Objective
Copy each line below that contains "statute".

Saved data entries
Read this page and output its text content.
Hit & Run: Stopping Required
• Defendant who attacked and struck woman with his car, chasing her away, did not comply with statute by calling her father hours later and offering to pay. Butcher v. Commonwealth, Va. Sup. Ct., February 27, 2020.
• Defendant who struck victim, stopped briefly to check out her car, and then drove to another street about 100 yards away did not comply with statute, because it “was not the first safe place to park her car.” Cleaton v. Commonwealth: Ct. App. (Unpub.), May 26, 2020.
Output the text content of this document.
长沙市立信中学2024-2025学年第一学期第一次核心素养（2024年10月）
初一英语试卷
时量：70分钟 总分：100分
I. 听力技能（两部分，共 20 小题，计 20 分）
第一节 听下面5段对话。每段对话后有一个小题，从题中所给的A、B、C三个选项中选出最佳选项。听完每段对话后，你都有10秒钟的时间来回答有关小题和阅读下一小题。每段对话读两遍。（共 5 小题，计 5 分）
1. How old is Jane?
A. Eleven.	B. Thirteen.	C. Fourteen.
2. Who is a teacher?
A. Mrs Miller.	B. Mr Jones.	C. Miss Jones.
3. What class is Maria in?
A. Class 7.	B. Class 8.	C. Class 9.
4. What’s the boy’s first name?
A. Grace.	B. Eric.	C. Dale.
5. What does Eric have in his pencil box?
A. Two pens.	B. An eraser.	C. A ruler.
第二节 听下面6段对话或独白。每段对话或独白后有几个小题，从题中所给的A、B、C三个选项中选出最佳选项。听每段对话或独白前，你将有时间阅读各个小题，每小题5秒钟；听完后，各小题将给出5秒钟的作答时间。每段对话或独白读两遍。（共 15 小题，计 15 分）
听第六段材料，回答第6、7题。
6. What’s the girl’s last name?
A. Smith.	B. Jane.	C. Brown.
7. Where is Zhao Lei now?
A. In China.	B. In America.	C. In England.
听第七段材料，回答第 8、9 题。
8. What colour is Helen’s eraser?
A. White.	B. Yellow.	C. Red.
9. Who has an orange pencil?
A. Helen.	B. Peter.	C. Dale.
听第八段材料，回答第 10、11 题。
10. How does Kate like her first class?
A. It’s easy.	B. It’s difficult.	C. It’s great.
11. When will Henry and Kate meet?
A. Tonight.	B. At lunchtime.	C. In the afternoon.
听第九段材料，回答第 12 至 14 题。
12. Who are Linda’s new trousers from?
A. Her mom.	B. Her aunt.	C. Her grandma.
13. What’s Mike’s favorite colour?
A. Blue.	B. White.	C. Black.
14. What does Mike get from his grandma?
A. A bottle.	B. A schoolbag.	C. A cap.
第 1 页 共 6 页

Solution to this exercise
• Defendant who attacked and struck woman with his car, chasing her away, did not comply with statute by calling her father hours later and offering to pay. Butcher v. Commonwealth, Va. Sup. Ct., February 27, 2020.
• Defendant who struck victim, stopped briefly to check out her car, and then drove to another street about 100 yards away did not comply with statute, because it “was not the first safe place to park her car.” Cleaton v. Commonwealth: Ct. App. (Unpub.), May 26, 2020.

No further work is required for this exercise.